[Recorded data]
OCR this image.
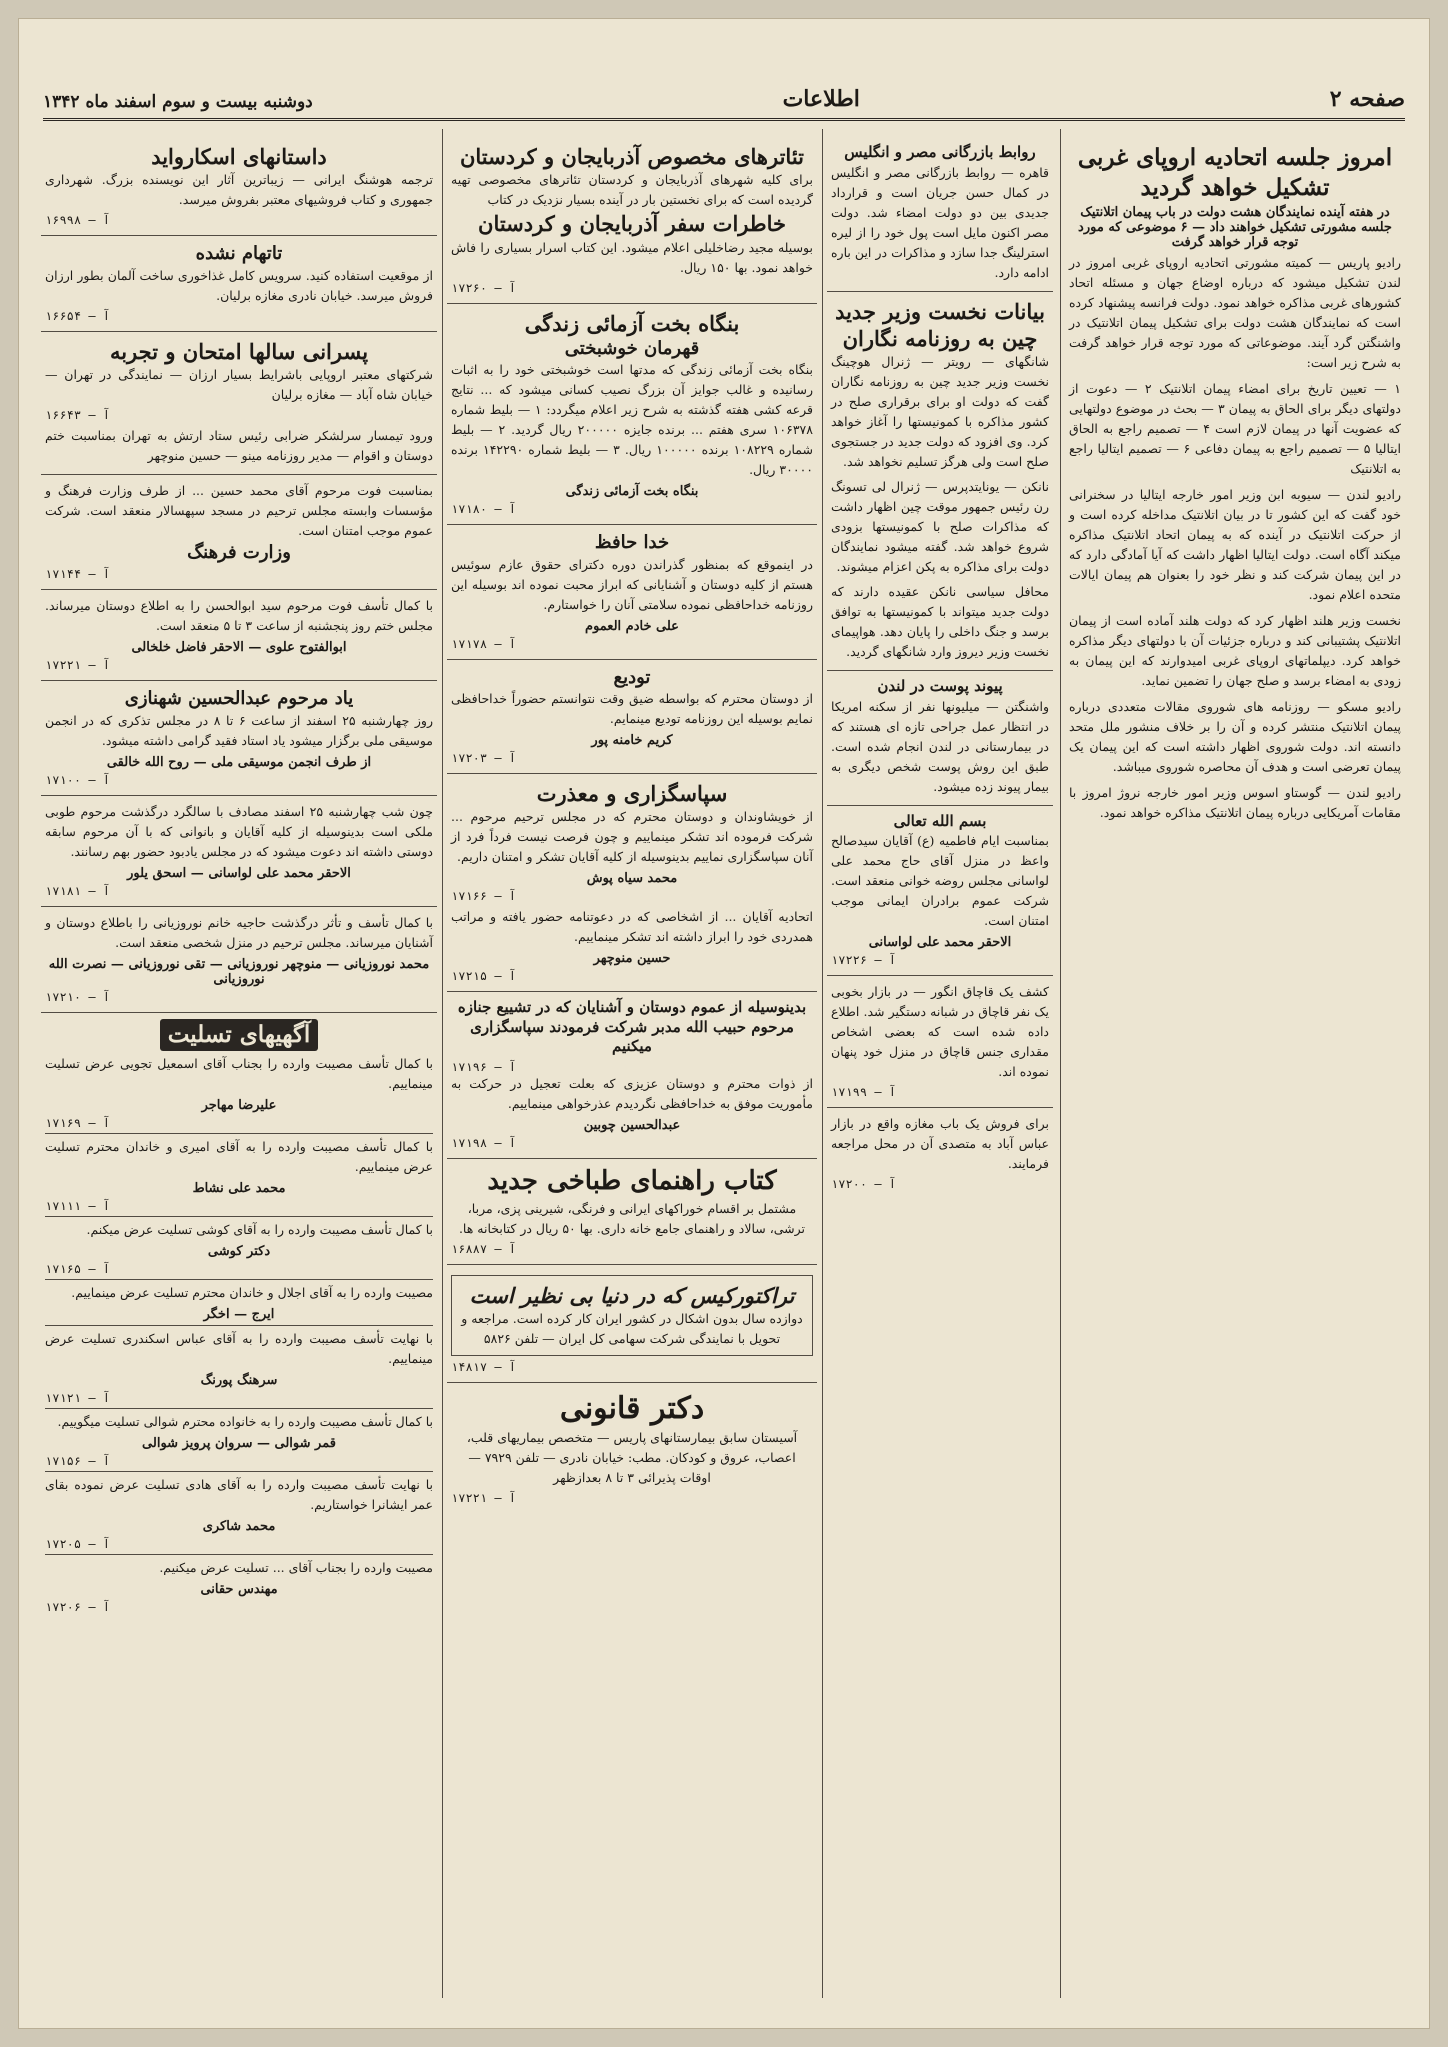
صفحه ۲
اطلاعات
دوشنبه بیست و سوم اسفند ماه ۱۳۴۲
امروز جلسه اتحادیه اروپای غربی تشکیل خواهد گردید
در هفته آینده نمایندگان هشت دولت در باب پیمان اتلانتیک جلسه مشورتی تشکیل خواهند داد — ۶ موضوعی که مورد توجه قرار خواهد گرفت

رادیو پاریس — کمیته مشورتی اتحادیه اروپای غربی امروز در لندن تشکیل میشود که درباره اوضاع جهان و مسئله اتحاد کشورهای غربی مذاکره خواهد نمود. دولت فرانسه پیشنهاد کرده است که نمایندگان هشت دولت برای تشکیل پیمان اتلانتیک در واشنگتن گرد آیند. موضوعاتی که مورد توجه قرار خواهد گرفت به شرح زیر است:

۱ — تعیین تاریخ برای امضاء پیمان اتلانتیک ۲ — دعوت از دولتهای دیگر برای الحاق به پیمان ۳ — بحث در موضوع دولتهایی که عضویت آنها در پیمان لازم است ۴ — تصمیم راجع به الحاق ایتالیا ۵ — تصمیم راجع به پیمان دفاعی ۶ — تصمیم ایتالیا راجع به اتلانتیک

رادیو لندن — سیوبه ابن وزیر امور خارجه ایتالیا در سخنرانی خود گفت که این کشور تا در بیان اتلانتیک مداخله کرده است و از حرکت اتلانتیک در آینده که به پیمان اتحاد اتلانتیک مذاکره میکند آگاه است. دولت ایتالیا اظهار داشت که آیا آمادگی دارد که در این پیمان شرکت کند و نظر خود را بعنوان هم پیمان ایالات متحده اعلام نمود.

نخست وزیر هلند اظهار کرد که دولت هلند آماده است از پیمان اتلانتیک پشتیبانی کند و درباره جزئیات آن با دولتهای دیگر مذاکره خواهد کرد. دیپلماتهای اروپای غربی امیدوارند که این پیمان به زودی به امضاء برسد و صلح جهان را تضمین نماید.

رادیو مسکو — روزنامه های شوروی مقالات متعددی درباره پیمان اتلانتیک منتشر کرده و آن را بر خلاف منشور ملل متحد دانسته اند. دولت شوروی اظهار داشته است که این پیمان یک پیمان تعرضی است و هدف آن محاصره شوروی میباشد.

رادیو لندن — گوستاو اسوس وزیر امور خارجه نروژ امروز با مقامات آمریکایی درباره پیمان اتلانتیک مذاکره خواهد نمود.

روابط بازرگانی مصر و انگلیس

قاهره — روابط بازرگانی مصر و انگلیس در کمال حسن جریان است و قرارداد جدیدی بین دو دولت امضاء شد. دولت مصر اکنون مایل است پول خود را از لیره استرلینگ جدا سازد و مذاکرات در این باره ادامه دارد.

بیانات نخست وزیر جدید چین به روزنامه نگاران

شانگهای — رویتر — ژنرال هوچینگ نخست وزیر جدید چین به روزنامه نگاران گفت که دولت او برای برقراری صلح در کشور مذاکره با کمونیستها را آغاز خواهد کرد. وی افزود که دولت جدید در جستجوی صلح است ولی هرگز تسلیم نخواهد شد.

نانکن — یونایتدپرس — ژنرال لی تسونگ رن رئیس جمهور موقت چین اظهار داشت که مذاکرات صلح با کمونیستها بزودی شروع خواهد شد. گفته میشود نمایندگان دولت برای مذاکره به پکن اعزام میشوند.

محافل سیاسی نانکن عقیده دارند که دولت جدید میتواند با کمونیستها به توافق برسد و جنگ داخلی را پایان دهد. هواپیمای نخست وزیر دیروز وارد شانگهای گردید.

پیوند پوست در لندن

واشنگتن — میلیونها نفر از سکنه امریکا در انتظار عمل جراحی تازه ای هستند که در بیمارستانی در لندن انجام شده است. طبق این روش پوست شخص دیگری به بیمار پیوند زده میشود.

بسم الله تعالی

بمناسبت ایام فاطمیه (ع) آقایان سیدصالح واعظ در منزل آقای حاج محمد علی لواسانی مجلس روضه خوانی منعقد است. شرکت عموم برادران ایمانی موجب امتنان است.

الاحقر محمد علی لواسانی
آ — ۱۷۲۲۶

کشف یک قاچاق انگور — در بازار بخوبی یک نفر قاچاق در شبانه دستگیر شد. اطلاع داده شده است که بعضی اشخاص مقداری جنس قاچاق در منزل خود پنهان نموده اند.

آ — ۱۷۱۹۹

برای فروش یک باب مغازه واقع در بازار عباس آباد به متصدی آن در محل مراجعه فرمایند.

آ — ۱۷۲۰۰
تئاترهای مخصوص آذربایجان و کردستان

برای کلیه شهرهای آذربایجان و کردستان تئاترهای مخصوصی تهیه گردیده است که برای نخستین بار در آینده بسیار نزدیک در کتاب

خاطرات سفر آذربایجان و کردستان

بوسیله مجید رضاخلیلی اعلام میشود. این کتاب اسرار بسیاری را فاش خواهد نمود. بها ۱۵۰ ریال.

آ — ۱۷۲۶۰
بنگاه بخت آزمائی زندگی
قهرمان خوشبختی

بنگاه بخت آزمائی زندگی که مدتها است خوشبختی خود را به اثبات رسانیده و غالب جوایز آن بزرگ نصیب کسانی میشود که ... نتایج قرعه کشی هفته گذشته به شرح زیر اعلام میگردد: ۱ — بلیط شماره ۱۰۶۳۷۸ سری هفتم ... برنده جایزه ۲۰۰۰۰۰ ریال گردید. ۲ — بلیط شماره ۱۰۸۲۲۹ برنده ۱۰۰۰۰۰ ریال. ۳ — بلیط شماره ۱۴۲۲۹۰ برنده ۳۰۰۰۰ ریال.

بنگاه بخت آزمائی زندگی
آ — ۱۷۱۸۰
خدا حافظ

در اینموقع که بمنظور گذراندن دوره دکترای حقوق عازم سوئیس هستم از کلیه دوستان و آشنایانی که ابراز محبت نموده اند بوسیله این روزنامه خداحافظی نموده سلامتی آنان را خواستارم.

علی خادم العموم
آ — ۱۷۱۷۸
تودیع

از دوستان محترم که بواسطه ضیق وقت نتوانستم حضوراً خداحافظی نمایم بوسیله این روزنامه تودیع مینمایم.

کریم خامنه پور
آ — ۱۷۲۰۳
سپاسگزاری و معذرت

از خویشاوندان و دوستان محترم که در مجلس ترحیم مرحوم ... شرکت فرموده اند تشکر مینماییم و چون فرصت نیست فرداً فرد از آنان سپاسگزاری نماییم بدینوسیله از کلیه آقایان تشکر و امتنان داریم.

محمد سیاه پوش
آ — ۱۷۱۶۶

اتحادیه آقایان ... از اشخاصی که در دعوتنامه حضور یافته و مراتب همدردی خود را ابراز داشته اند تشکر مینماییم.

حسین منوچهر
آ — ۱۷۲۱۵
بدینوسیله از عموم دوستان و آشنایان که در تشییع جنازه مرحوم حبیب الله مدبر شرکت فرمودند سپاسگزاری میکنیم
آ — ۱۷۱۹۶

از ذوات محترم و دوستان عزیزی که بعلت تعجیل در حرکت به مأموریت موفق به خداحافظی نگردیدم عذرخواهی مینماییم.

عبدالحسین چوبین
آ — ۱۷۱۹۸
کتاب راهنمای طباخی جدید

مشتمل بر اقسام خوراکهای ایرانی و فرنگی، شیرینی پزی، مربا، ترشی، سالاد و راهنمای جامع خانه داری. بها ۵۰ ریال در کتابخانه ها.

آ — ۱۶۸۸۷
تراکتورکیس که در دنیا بی نظیر است

دوازده سال بدون اشکال در کشور ایران کار کرده است. مراجعه و تحویل با نمایندگی شرکت سهامی کل ایران — تلفن ۵۸۲۶

آ — ۱۴۸۱۷
دکتر قانونی

آسیستان سابق بیمارستانهای پاریس — متخصص بیماریهای قلب، اعصاب، عروق و کودکان. مطب: خیابان نادری — تلفن ۷۹۲۹ — اوقات پذیرائی ۳ تا ۸ بعدازظهر

آ — ۱۷۲۲۱
داستانهای اسکارواید

ترجمه هوشنگ ایرانی — زیباترین آثار این نویسنده بزرگ. شهرداری جمهوری و کتاب فروشیهای معتبر بفروش میرسد.

آ — ۱۶۹۹۸
تاتهام نشده

از موقعیت استفاده کنید. سرویس کامل غذاخوری ساخت آلمان بطور ارزان فروش میرسد. خیابان نادری مغازه برلیان.

آ — ۱۶۶۵۴
پسرانی سالها امتحان و تجربه

شرکتهای معتبر اروپایی باشرایط بسیار ارزان — نمایندگی در تهران — خیابان شاه آباد — مغازه برلیان

آ — ۱۶۶۴۳

ورود تیمسار سرلشکر ضرابی رئیس ستاد ارتش به تهران بمناسبت ختم دوستان و اقوام — مدیر روزنامه مینو — حسین منوچهر

بمناسبت فوت مرحوم آقای محمد حسین ... از طرف وزارت فرهنگ و مؤسسات وابسته مجلس ترحیم در مسجد سپهسالار منعقد است. شرکت عموم موجب امتنان است.

وزارت فرهنگ
آ — ۱۷۱۴۴

با کمال تأسف فوت مرحوم سید ابوالحسن را به اطلاع دوستان میرساند. مجلس ختم روز پنجشنبه از ساعت ۳ تا ۵ منعقد است.

ابوالفتوح علوی — الاحقر فاضل خلخالی
آ — ۱۷۲۲۱
یاد مرحوم عبدالحسین شهنازی

روز چهارشنبه ۲۵ اسفند از ساعت ۶ تا ۸ در مجلس تذکری که در انجمن موسیقی ملی برگزار میشود یاد استاد فقید گرامی داشته میشود.

از طرف انجمن موسیقی ملی — روح الله خالقی
آ — ۱۷۱۰۰

چون شب چهارشنبه ۲۵ اسفند مصادف با سالگرد درگذشت مرحوم طوبی ملکی است بدینوسیله از کلیه آقایان و بانوانی که با آن مرحوم سابقه دوستی داشته اند دعوت میشود که در مجلس یادبود حضور بهم رسانند.

الاحقر محمد علی لواسانی — اسحق یلور
آ — ۱۷۱۸۱

با کمال تأسف و تأثر درگذشت حاجیه خانم نوروزیانی را باطلاع دوستان و آشنایان میرساند. مجلس ترحیم در منزل شخصی منعقد است.

محمد نوروزیانی — منوچهر نوروزیانی — تقی نوروزیانی — نصرت الله نوروزیانی
آ — ۱۷۲۱۰
آگهیهای تسلیت

با کمال تأسف مصیبت وارده را بجناب آقای اسمعیل تجویی عرض تسلیت مینماییم.

علیرضا مهاجر
آ — ۱۷۱۶۹

با کمال تأسف مصیبت وارده را به آقای امیری و خاندان محترم تسلیت عرض مینماییم.

محمد علی نشاط
آ — ۱۷۱۱۱

با کمال تأسف مصیبت وارده را به آقای کوشی تسلیت عرض میکنم.

دکتر کوشی
آ — ۱۷۱۶۵

مصیبت وارده را به آقای اجلال و خاندان محترم تسلیت عرض مینماییم.

ایرج — اخگر

با نهایت تأسف مصیبت وارده را به آقای عباس اسکندری تسلیت عرض مینماییم.

سرهنگ پورنگ
آ — ۱۷۱۲۱

با کمال تأسف مصیبت وارده را به خانواده محترم شوالی تسلیت میگوییم.

قمر شوالی — سروان پرویز شوالی
آ — ۱۷۱۵۶

با نهایت تأسف مصیبت وارده را به آقای هادی تسلیت عرض نموده بقای عمر ایشانرا خواستاریم.

محمد شاکری
آ — ۱۷۲۰۵

مصیبت وارده را بجناب آقای ... تسلیت عرض میکنیم.

مهندس حقانی
آ — ۱۷۲۰۶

DIRECTIONS ▸ Copy all lines from the material that contain "وزارت".

RESPONSE ▸
بمناسبت فوت مرحوم آقای محمد حسین ... از طرف وزارت فرهنگ و مؤسسات وابسته مجلس ترحیم در مسجد سپهسالار منعقد است. شرکت عموم موجب امتنان است.
وزارت فرهنگ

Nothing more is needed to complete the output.